AIM OF THE EXERCISE:
Reproduce each of the rows below word for word, with every character and line break kept the same.

[START OF DATA FOR THIS TASK]

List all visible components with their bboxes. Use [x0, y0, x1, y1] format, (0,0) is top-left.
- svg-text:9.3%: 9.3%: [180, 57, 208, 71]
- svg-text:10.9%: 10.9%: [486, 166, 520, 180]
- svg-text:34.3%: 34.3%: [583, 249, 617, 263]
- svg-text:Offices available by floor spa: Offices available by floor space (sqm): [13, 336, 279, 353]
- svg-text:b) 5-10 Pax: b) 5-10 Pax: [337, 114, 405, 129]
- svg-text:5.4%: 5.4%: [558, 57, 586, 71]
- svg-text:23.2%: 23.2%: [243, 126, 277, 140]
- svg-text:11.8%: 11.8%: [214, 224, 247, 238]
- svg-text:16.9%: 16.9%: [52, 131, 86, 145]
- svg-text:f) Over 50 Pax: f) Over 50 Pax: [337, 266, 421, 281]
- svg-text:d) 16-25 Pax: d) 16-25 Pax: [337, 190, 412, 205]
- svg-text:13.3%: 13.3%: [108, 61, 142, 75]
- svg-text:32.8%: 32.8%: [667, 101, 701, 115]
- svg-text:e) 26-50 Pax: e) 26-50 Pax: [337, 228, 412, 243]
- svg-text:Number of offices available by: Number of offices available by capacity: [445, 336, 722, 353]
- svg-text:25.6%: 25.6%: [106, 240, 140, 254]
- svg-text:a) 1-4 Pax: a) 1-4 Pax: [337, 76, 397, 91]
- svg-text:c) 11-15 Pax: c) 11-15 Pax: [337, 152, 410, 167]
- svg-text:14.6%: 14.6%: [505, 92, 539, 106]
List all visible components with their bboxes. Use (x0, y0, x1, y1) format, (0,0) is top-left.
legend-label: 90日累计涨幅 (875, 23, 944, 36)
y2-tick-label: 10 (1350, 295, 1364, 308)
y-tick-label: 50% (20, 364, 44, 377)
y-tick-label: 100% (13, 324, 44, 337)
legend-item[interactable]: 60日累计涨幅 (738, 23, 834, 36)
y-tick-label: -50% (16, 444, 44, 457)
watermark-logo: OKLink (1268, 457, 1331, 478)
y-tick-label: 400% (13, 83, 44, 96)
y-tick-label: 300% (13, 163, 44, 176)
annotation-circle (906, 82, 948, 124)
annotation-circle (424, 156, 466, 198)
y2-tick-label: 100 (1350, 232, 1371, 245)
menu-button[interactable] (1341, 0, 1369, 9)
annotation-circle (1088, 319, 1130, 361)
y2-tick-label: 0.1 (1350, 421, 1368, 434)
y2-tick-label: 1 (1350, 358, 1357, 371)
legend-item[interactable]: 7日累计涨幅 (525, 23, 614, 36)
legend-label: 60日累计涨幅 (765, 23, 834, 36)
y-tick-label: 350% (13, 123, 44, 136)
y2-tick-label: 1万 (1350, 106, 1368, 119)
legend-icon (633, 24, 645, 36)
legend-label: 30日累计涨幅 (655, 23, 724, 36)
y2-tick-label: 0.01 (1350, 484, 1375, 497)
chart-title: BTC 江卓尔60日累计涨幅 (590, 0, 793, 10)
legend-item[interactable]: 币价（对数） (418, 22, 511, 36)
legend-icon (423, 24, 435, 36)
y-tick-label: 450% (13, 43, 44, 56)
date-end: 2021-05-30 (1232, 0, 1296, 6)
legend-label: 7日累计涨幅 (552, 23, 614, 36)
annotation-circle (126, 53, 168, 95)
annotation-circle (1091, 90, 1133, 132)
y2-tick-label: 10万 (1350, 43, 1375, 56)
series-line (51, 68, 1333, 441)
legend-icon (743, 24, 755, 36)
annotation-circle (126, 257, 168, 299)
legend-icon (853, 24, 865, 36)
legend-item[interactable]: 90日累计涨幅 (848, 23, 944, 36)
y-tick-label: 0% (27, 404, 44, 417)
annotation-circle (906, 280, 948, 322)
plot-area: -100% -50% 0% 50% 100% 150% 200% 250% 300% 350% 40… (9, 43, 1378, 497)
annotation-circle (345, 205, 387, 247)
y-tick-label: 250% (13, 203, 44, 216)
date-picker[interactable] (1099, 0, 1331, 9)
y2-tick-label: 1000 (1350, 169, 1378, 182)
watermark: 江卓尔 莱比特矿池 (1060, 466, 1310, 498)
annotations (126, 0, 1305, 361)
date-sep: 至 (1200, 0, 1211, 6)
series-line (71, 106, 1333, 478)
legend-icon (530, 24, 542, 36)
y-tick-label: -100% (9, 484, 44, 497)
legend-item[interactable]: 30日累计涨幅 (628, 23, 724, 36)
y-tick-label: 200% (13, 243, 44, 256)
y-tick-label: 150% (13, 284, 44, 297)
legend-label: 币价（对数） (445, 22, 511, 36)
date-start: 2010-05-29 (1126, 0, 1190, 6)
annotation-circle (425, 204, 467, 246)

[END OF DATA FOR THIS TASK]

THE REPLY:
List all visible components with their bboxes. Use [x0, y0, x1, y1] format, (0,0) is top-left.
- svg-text:9.3%: 9.3%: [180, 57, 208, 71]
- svg-text:10.9%: 10.9%: [486, 166, 520, 180]
- svg-text:34.3%: 34.3%: [583, 249, 617, 263]
- svg-text:Offices available by floor spa: Offices available by floor space (sqm): [13, 336, 279, 353]
- svg-text:b) 5-10 Pax: b) 5-10 Pax: [337, 114, 405, 129]
- svg-text:5.4%: 5.4%: [558, 57, 586, 71]
- svg-text:23.2%: 23.2%: [243, 126, 277, 140]
- svg-text:11.8%: 11.8%: [214, 224, 247, 238]
- svg-text:16.9%: 16.9%: [52, 131, 86, 145]
- svg-text:f) Over 50 Pax: f) Over 50 Pax: [337, 266, 421, 281]
- svg-text:d) 16-25 Pax: d) 16-25 Pax: [337, 190, 412, 205]
- svg-text:13.3%: 13.3%: [108, 61, 142, 75]
- svg-text:32.8%: 32.8%: [667, 101, 701, 115]
- svg-text:e) 26-50 Pax: e) 26-50 Pax: [337, 228, 412, 243]
- svg-text:Number of offices available by: Number of offices available by capacity: [445, 336, 722, 353]
- svg-text:25.6%: 25.6%: [106, 240, 140, 254]
- svg-text:a) 1-4 Pax: a) 1-4 Pax: [337, 76, 397, 91]
- svg-text:c) 11-15 Pax: c) 11-15 Pax: [337, 152, 410, 167]
- svg-text:14.6%: 14.6%: [505, 92, 539, 106]
List all visible components with their bboxes. Use (x0, y0, x1, y1) format, (0,0) is top-left.
legend-label: 90日累计涨幅 (875, 23, 944, 36)
y2-tick-label: 10 (1350, 295, 1364, 308)
y-tick-label: 50% (20, 364, 44, 377)
y-tick-label: 100% (13, 324, 44, 337)
legend-item[interactable]: 60日累计涨幅 (738, 23, 834, 36)
y-tick-label: -50% (16, 444, 44, 457)
watermark-logo: OKLink (1268, 457, 1331, 478)
y-tick-label: 400% (13, 83, 44, 96)
y-tick-label: 300% (13, 163, 44, 176)
annotation-circle (906, 82, 948, 124)
annotation-circle (424, 156, 466, 198)
y2-tick-label: 100 (1350, 232, 1371, 245)
menu-button[interactable] (1341, 0, 1369, 9)
annotation-circle (1088, 319, 1130, 361)
y2-tick-label: 0.1 (1350, 421, 1368, 434)
y2-tick-label: 1 (1350, 358, 1357, 371)
legend-item[interactable]: 7日累计涨幅 (525, 23, 614, 36)
legend-label: 60日累计涨幅 (765, 23, 834, 36)
y-tick-label: 350% (13, 123, 44, 136)
y2-tick-label: 1万 (1350, 106, 1368, 119)
legend-icon (633, 24, 645, 36)
legend-label: 30日累计涨幅 (655, 23, 724, 36)
y2-tick-label: 0.01 (1350, 484, 1375, 497)
chart-title: BTC 江卓尔60日累计涨幅 (590, 0, 793, 10)
legend-item[interactable]: 币价（对数） (418, 22, 511, 36)
legend-icon (423, 24, 435, 36)
y-tick-label: 450% (13, 43, 44, 56)
date-end: 2021-05-30 (1232, 0, 1296, 6)
legend-label: 7日累计涨幅 (552, 23, 614, 36)
annotation-circle (126, 53, 168, 95)
annotation-circle (1091, 90, 1133, 132)
y2-tick-label: 10万 (1350, 43, 1375, 56)
series-line (51, 68, 1333, 441)
legend-icon (743, 24, 755, 36)
annotation-circle (126, 257, 168, 299)
legend-icon (853, 24, 865, 36)
legend-item[interactable]: 90日累计涨幅 (848, 23, 944, 36)
y-tick-label: 0% (27, 404, 44, 417)
annotation-circle (906, 280, 948, 322)
plot-area: -100% -50% 0% 50% 100% 150% 200% 250% 300% 350% 40… (9, 43, 1378, 497)
annotation-circle (345, 205, 387, 247)
y-tick-label: 250% (13, 203, 44, 216)
date-picker[interactable] (1099, 0, 1331, 9)
y2-tick-label: 1000 (1350, 169, 1378, 182)
watermark: 江卓尔 莱比特矿池 (1060, 466, 1310, 498)
annotations (126, 0, 1305, 361)
date-sep: 至 (1200, 0, 1211, 6)
series-line (71, 106, 1333, 478)
legend-icon (530, 24, 542, 36)
y-tick-label: -100% (9, 484, 44, 497)
legend-item[interactable]: 30日累计涨幅 (628, 23, 724, 36)
y-tick-label: 200% (13, 243, 44, 256)
y-tick-label: 150% (13, 284, 44, 297)
legend-label: 币价（对数） (445, 22, 511, 36)
date-start: 2010-05-29 (1126, 0, 1190, 6)
annotation-circle (425, 204, 467, 246)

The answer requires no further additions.